## START Provided entries

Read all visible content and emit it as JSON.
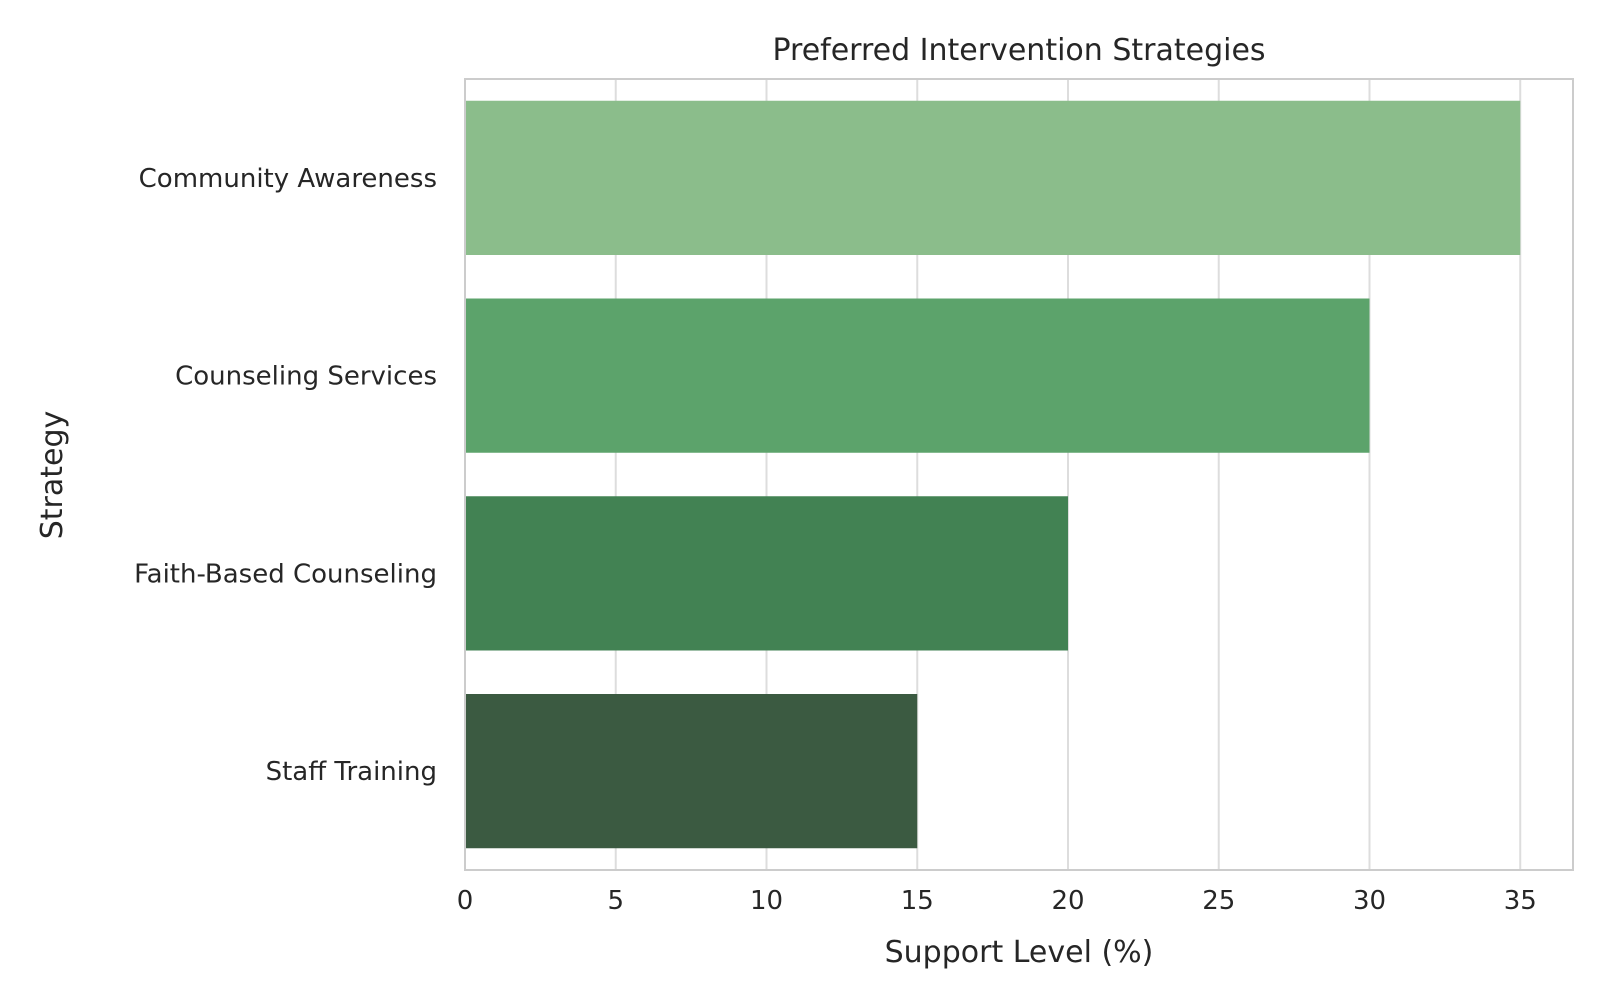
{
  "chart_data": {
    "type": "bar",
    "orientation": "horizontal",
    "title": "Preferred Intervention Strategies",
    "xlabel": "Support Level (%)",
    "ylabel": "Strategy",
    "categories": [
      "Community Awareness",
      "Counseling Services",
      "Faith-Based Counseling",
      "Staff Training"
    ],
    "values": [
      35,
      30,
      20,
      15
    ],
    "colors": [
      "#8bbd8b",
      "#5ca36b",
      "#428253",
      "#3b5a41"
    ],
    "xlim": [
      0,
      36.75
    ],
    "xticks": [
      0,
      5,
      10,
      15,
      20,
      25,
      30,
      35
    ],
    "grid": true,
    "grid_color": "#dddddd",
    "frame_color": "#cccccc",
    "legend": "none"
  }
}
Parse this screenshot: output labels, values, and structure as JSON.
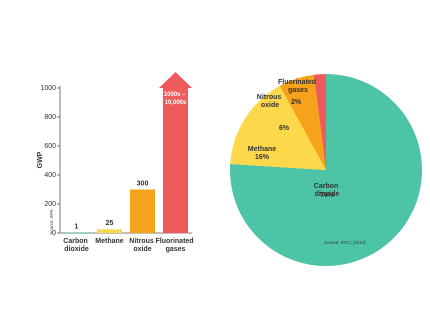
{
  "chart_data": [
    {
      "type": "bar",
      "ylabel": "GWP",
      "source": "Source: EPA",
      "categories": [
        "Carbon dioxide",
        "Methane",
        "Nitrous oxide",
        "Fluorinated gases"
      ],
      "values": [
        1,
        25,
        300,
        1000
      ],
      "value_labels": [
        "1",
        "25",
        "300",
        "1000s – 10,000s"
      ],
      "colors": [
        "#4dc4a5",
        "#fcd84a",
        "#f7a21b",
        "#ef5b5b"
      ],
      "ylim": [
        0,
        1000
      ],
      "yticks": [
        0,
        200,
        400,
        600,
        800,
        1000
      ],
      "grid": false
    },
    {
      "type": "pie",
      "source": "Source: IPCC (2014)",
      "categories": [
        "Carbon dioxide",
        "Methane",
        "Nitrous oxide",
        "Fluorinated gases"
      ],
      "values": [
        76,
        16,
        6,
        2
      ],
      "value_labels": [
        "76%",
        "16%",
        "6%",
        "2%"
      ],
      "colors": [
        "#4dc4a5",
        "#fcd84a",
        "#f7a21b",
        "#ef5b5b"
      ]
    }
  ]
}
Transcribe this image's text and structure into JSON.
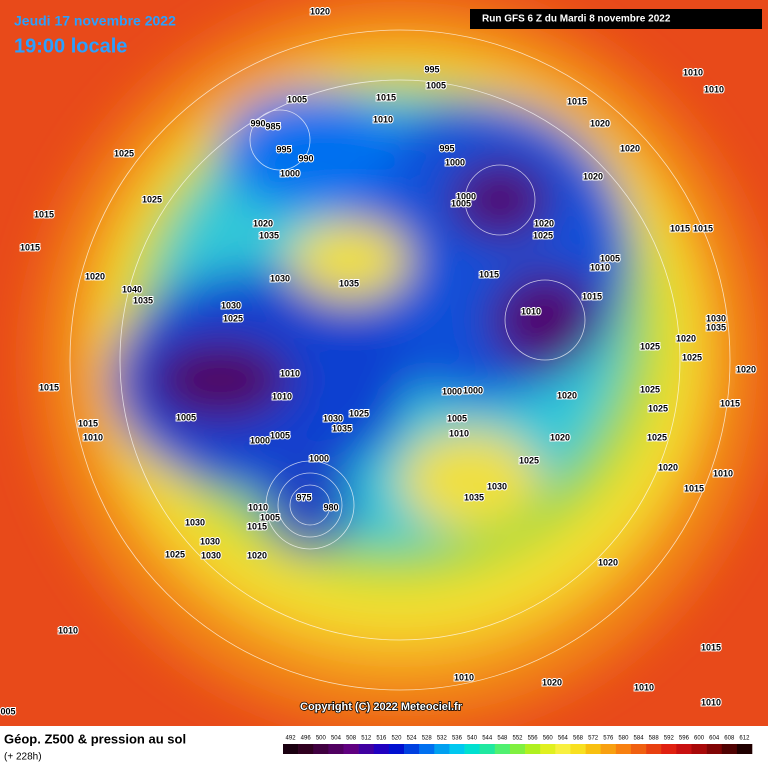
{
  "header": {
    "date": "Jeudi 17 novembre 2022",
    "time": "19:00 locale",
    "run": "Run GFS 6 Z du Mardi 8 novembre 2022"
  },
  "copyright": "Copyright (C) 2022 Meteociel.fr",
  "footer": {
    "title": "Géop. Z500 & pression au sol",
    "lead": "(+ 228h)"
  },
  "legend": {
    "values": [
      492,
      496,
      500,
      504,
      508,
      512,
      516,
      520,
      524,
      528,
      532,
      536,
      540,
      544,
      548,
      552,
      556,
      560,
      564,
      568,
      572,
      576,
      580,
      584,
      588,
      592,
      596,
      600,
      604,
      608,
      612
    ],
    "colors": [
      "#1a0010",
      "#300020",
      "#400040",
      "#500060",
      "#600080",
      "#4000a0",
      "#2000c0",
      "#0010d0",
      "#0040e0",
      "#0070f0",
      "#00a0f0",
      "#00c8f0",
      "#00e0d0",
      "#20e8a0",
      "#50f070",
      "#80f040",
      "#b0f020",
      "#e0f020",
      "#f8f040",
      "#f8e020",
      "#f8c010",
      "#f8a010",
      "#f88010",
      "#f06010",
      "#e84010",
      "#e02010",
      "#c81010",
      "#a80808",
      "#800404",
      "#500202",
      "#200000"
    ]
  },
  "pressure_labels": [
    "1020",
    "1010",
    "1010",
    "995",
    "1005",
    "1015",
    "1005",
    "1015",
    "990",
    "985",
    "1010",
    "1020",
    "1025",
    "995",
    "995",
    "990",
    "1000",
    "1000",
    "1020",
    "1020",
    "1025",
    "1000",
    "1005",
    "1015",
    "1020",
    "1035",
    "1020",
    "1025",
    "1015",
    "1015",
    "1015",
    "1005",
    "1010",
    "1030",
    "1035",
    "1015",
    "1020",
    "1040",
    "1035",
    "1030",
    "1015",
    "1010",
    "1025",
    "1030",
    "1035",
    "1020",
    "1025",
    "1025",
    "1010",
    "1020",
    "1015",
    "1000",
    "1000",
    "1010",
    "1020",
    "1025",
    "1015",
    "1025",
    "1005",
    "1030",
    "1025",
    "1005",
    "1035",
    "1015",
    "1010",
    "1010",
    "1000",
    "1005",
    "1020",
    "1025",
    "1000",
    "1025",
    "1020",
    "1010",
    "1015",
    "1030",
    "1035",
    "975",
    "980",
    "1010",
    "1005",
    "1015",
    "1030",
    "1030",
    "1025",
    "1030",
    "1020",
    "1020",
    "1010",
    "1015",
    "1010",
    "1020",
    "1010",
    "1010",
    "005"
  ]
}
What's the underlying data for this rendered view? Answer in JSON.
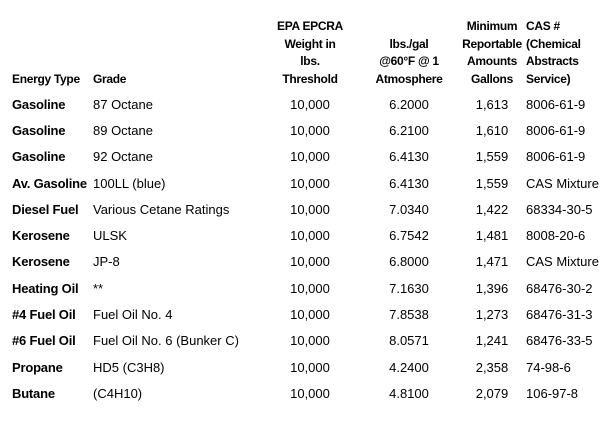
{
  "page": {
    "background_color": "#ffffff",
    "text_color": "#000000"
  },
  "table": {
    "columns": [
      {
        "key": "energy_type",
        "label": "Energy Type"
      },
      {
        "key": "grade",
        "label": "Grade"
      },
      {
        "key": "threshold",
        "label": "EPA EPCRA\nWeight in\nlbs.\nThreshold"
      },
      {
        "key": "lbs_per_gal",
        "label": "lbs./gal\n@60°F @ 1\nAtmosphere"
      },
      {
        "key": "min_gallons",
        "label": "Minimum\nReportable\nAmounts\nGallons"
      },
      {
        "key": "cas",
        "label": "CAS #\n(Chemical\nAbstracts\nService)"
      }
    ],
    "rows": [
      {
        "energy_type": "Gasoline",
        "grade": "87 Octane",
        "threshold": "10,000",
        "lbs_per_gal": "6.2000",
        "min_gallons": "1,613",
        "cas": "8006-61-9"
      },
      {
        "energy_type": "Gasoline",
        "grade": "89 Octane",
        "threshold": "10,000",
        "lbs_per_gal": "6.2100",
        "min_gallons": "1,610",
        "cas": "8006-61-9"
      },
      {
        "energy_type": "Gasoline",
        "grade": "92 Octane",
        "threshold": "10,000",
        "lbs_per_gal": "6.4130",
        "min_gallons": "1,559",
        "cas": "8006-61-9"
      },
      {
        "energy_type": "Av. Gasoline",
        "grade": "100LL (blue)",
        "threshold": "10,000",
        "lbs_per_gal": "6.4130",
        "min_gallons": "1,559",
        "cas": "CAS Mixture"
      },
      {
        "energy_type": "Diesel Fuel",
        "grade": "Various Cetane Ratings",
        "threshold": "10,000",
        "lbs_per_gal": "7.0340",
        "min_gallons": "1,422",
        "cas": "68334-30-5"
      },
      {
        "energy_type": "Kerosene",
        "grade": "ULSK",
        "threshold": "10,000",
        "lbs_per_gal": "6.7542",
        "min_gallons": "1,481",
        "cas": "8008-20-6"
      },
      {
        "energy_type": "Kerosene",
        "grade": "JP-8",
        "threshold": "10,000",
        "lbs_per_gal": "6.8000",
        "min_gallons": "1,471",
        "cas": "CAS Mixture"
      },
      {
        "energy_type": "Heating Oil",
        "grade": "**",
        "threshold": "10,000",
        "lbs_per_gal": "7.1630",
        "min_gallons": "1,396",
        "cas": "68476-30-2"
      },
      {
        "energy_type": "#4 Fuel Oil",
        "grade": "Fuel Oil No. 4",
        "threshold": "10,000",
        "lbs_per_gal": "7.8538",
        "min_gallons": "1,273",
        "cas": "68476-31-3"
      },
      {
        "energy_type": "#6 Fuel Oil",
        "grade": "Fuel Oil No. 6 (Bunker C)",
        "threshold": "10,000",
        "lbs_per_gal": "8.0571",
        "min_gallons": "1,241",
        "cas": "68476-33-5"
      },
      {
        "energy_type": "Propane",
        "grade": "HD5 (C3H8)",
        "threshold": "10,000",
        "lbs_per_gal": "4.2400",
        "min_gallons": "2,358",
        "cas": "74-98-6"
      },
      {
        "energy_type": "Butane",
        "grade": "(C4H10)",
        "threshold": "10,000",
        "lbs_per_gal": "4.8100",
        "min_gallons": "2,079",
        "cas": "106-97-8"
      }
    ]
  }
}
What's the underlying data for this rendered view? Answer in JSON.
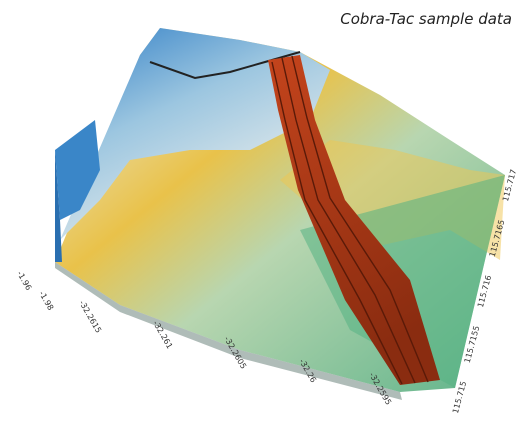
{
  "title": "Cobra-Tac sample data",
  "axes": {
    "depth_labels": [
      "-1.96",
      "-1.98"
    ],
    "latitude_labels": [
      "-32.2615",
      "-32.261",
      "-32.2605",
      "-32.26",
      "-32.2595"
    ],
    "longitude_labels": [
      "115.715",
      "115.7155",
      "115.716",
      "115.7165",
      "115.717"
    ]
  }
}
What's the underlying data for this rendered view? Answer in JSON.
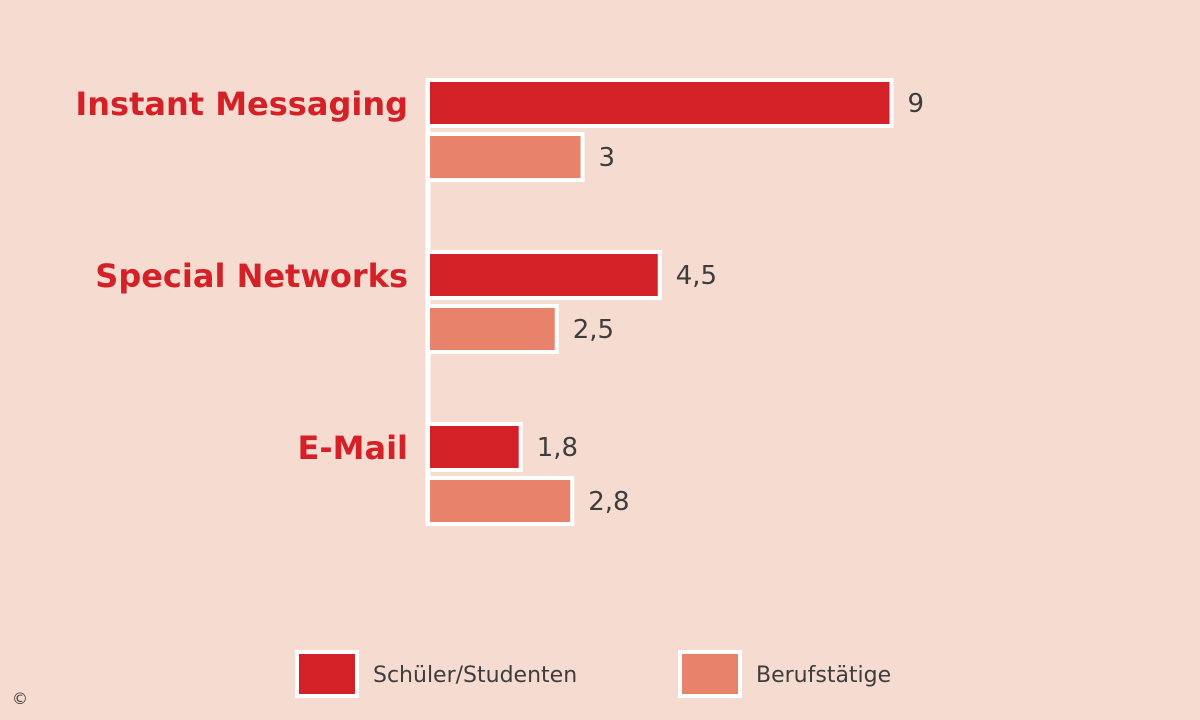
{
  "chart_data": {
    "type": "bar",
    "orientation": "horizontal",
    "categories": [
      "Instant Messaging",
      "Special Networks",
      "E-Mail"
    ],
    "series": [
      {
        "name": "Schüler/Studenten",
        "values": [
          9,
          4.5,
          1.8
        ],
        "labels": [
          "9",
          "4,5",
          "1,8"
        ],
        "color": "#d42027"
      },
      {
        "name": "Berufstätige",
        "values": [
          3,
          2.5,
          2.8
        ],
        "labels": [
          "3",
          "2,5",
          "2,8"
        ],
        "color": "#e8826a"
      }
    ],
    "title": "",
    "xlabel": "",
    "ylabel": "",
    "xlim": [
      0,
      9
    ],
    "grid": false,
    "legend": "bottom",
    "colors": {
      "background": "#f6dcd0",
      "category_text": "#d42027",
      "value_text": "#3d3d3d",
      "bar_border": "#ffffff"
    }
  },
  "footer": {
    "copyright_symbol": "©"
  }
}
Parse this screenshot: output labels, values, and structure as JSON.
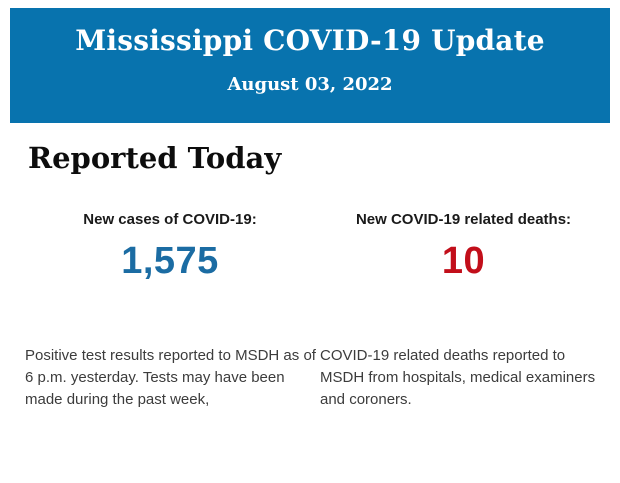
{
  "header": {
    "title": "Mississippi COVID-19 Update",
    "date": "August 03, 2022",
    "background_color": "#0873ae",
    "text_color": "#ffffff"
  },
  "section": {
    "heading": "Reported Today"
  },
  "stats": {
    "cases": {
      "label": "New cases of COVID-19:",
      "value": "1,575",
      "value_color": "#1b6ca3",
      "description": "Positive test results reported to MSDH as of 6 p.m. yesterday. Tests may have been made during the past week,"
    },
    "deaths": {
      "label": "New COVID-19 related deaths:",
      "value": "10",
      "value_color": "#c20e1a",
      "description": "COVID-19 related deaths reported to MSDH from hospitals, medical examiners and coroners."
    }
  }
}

## END Provided entries

→ Goal
Copy and report every line where the word "Fuel" is present.

→ Exercise answer
        "energy_type": "Diesel Fuel",
        "energy_type": "#4 Fuel Oil",
        "grade": "Fuel Oil No. 4",
        "energy_type": "#6 Fuel Oil",
        "grade": "Fuel Oil No. 6 (Bunker C)",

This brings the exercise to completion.